GIVEN PASSAGE
0

I have a MySQL procedure which counts records in a very large MySQL table called overview_table. More or less the algorithm is the following:

  1. Create a temporary table called step1 which filters down the overview_table to contain records for only 1 week and only the required data.
  2. Go through each record in the newly created step1 table and do a count of 2 distinct dates in the entire overview_table

My query works. However, I am doing an inner SELECT twice. This is ineficient since I could technically retrieve both data points at the same time.

I read a few articles on how to overcome this (for example this: MySQL: Returning multiple columns from an in-line subquery), but my problem is the date filter which I apply inside of the subquery.

How do I re-write this query so that I only query once for the data I am trying to get in the inner select? This means I need to somehow return the following 2 data points at the same time:

  • COUNT(a_date)
  • COUNT(d_date)

Thank you.

CREATE DEFINER=`abc`@`%` PROCEDURE `abc_help`()

BEGIN

# Filter overview table (VERY LARGE!) to contain records for 1 week
CREATE TABLE step1
SELECT 
    wj_id,
    jp_id,
    p_id,
    d_date,
    a_date,
    r_date,
    h_date,
    create_date
FROM overview_table
WHERE create_date BETWEEN '2020-02-01' AND '2020-02-01';

# Go through each record in step 1 and count number of date occurrences for each record.
# a_date and d_date will sometimes by NULL, therefore COUNT() works by counting non NULL values
CREATE TABLE step2
SELECT 
    step1.wj_id,
    -- Historal counter 1
    ( SELECT COUNT(a_date) FROM overview_table AS search WHERE
        search.a_date       < step1.create_date AND
        search.p_id         = step1.p_id AND
        search.jp_id        = step1.jp_id
    ) AS date_a_count,
    -- Historal counter 2
    ( SELECT COUNT(d_date) FROM overview_table AS search WHERE
        search.d_date       < step1.create_date AND
        search.p_id         = step1.p_id AND
        search.jp_id        = step1.jp_id
    ) AS date_d_count
FROM step1
GROUP BY 1;

END

Aivoric
  • 838
  • 2
  • 10
  • 24

1 Answers1

1

You can do it with a LEFT JOIN of step1 to overview_table:

SELECT 
    step1.wj_id,
    COUNT(CASE WHEN search.a_date < step1.create_date THEN 1 END) AS date_a_count,
    COUNT(CASE WHEN search.d_date < step1.create_date THEN 1 END) AS date_d_count
FROM step1 LEFT JOIN overview_table AS search
ON ((search.a_date < step1.create_date) OR (search.d_date < step1.create_date)) AND
   search.p_id = step1.p_id AND
   search.jp_id = step1.jp_id
GROUP BY step1.wj_id;

If you want to count only distinct dates then:

SELECT 
    step1.wj_id,
    COUNT(DISTINCT CASE WHEN search.a_date < step1.create_date THEN search.a_date END) AS date_a_count,
    COUNT(DISTINCT CASE WHEN search.d_date < step1.create_date THEN search.D_date END) AS date_d_count
FROM step1 LEFT JOIN overview_table AS search
ON ((search.a_date < step1.create_date) OR (search.d_date < step1.create_date)) AND
   search.p_id = step1.p_id AND
   search.jp_id = step1.jp_id
GROUP BY step1.wj_id;
forpas
  • 160,666
  • 10
  • 38
  • 76

WHAT NEEDS TO BE DONE
In the MySQL thread, what kind of join does the reply use to replace the two inner SELECTs? Answer from the MySQL thread alone.

GIVEN RECORDS
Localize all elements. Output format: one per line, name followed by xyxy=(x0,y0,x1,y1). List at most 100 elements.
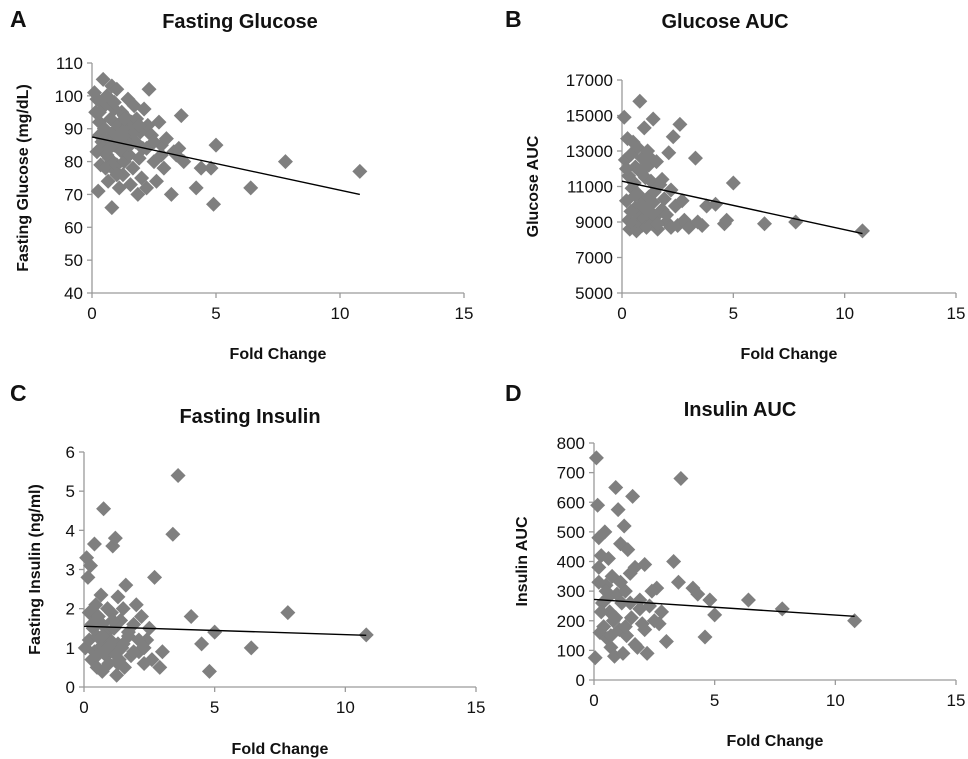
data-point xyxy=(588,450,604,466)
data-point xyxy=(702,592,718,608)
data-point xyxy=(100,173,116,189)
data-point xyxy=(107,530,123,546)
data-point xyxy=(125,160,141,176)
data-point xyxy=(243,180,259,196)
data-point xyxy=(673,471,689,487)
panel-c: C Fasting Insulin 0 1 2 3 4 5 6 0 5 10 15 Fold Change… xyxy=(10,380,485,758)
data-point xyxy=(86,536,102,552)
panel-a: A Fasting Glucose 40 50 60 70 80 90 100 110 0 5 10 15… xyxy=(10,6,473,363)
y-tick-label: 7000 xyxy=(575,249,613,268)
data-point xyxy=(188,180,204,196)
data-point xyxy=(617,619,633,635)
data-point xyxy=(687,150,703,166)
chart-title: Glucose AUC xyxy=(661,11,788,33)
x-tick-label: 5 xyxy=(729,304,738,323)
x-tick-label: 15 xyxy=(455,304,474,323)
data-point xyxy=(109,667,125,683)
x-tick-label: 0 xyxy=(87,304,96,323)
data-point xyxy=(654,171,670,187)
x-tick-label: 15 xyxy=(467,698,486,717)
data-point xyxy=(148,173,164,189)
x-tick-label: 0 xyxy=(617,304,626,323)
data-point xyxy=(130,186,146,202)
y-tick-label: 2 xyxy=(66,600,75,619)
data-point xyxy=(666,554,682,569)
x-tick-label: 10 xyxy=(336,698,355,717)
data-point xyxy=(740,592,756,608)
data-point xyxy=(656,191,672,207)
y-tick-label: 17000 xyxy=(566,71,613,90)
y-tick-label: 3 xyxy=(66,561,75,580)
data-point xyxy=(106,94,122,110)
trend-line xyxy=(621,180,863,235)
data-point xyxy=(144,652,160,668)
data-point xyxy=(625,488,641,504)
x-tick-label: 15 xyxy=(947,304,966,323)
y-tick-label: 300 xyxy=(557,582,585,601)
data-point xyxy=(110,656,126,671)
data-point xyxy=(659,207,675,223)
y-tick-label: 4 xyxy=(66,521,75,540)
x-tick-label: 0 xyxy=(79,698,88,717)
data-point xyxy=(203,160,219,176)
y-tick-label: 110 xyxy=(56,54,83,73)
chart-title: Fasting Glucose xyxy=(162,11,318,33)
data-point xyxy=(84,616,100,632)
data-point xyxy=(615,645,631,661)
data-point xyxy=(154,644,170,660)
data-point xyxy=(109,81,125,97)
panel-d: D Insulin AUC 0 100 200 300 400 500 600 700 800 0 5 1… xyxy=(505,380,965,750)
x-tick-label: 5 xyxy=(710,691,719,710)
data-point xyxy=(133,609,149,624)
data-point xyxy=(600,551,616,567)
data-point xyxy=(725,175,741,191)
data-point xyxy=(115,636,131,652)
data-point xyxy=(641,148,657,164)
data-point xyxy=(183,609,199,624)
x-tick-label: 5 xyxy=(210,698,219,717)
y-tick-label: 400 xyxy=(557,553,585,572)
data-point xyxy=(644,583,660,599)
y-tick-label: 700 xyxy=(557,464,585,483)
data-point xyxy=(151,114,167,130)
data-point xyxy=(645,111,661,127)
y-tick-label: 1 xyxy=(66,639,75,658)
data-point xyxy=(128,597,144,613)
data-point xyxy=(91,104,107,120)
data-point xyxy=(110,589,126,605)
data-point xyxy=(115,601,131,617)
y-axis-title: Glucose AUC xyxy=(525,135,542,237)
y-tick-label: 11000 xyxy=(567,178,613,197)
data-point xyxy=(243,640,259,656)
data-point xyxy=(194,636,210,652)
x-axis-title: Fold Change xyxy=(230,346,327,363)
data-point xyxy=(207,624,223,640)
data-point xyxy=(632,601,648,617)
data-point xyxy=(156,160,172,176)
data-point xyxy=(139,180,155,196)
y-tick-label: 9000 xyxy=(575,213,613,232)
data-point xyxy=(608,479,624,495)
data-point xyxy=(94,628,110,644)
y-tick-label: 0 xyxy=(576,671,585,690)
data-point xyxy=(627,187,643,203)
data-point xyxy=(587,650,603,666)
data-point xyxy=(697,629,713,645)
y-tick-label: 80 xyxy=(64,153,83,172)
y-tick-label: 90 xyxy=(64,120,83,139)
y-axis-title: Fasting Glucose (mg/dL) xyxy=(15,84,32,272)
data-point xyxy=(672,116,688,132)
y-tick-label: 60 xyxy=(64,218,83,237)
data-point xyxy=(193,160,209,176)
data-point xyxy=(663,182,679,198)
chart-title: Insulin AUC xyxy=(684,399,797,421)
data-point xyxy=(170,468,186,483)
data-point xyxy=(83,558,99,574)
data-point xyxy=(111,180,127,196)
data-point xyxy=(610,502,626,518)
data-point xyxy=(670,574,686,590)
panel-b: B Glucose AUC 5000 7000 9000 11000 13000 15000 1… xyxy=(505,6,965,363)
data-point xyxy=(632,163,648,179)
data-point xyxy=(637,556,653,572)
* * *
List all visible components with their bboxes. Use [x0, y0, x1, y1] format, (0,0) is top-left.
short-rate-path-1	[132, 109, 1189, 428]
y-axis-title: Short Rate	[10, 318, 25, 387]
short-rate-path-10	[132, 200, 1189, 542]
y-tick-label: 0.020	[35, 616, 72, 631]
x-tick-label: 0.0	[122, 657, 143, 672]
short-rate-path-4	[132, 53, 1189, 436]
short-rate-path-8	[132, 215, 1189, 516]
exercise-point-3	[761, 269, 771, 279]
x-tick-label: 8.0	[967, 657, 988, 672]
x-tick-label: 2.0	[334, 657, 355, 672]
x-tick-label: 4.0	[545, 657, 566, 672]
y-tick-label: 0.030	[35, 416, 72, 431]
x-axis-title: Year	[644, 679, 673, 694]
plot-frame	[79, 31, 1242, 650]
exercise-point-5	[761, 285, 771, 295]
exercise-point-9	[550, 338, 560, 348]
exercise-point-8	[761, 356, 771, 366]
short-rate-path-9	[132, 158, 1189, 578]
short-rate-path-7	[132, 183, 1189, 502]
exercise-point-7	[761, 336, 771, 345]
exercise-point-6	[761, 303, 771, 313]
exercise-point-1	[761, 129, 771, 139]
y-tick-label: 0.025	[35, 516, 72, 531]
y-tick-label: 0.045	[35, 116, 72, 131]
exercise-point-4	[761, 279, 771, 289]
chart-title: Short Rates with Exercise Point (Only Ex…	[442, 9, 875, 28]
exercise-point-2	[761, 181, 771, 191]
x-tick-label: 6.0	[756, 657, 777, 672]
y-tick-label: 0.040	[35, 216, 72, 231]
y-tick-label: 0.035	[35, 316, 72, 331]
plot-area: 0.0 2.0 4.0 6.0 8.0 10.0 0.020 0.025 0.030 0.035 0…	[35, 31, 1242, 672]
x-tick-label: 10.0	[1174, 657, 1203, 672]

EXERCISE ANSWER
A LEFT JOIN of step1 to overview_table.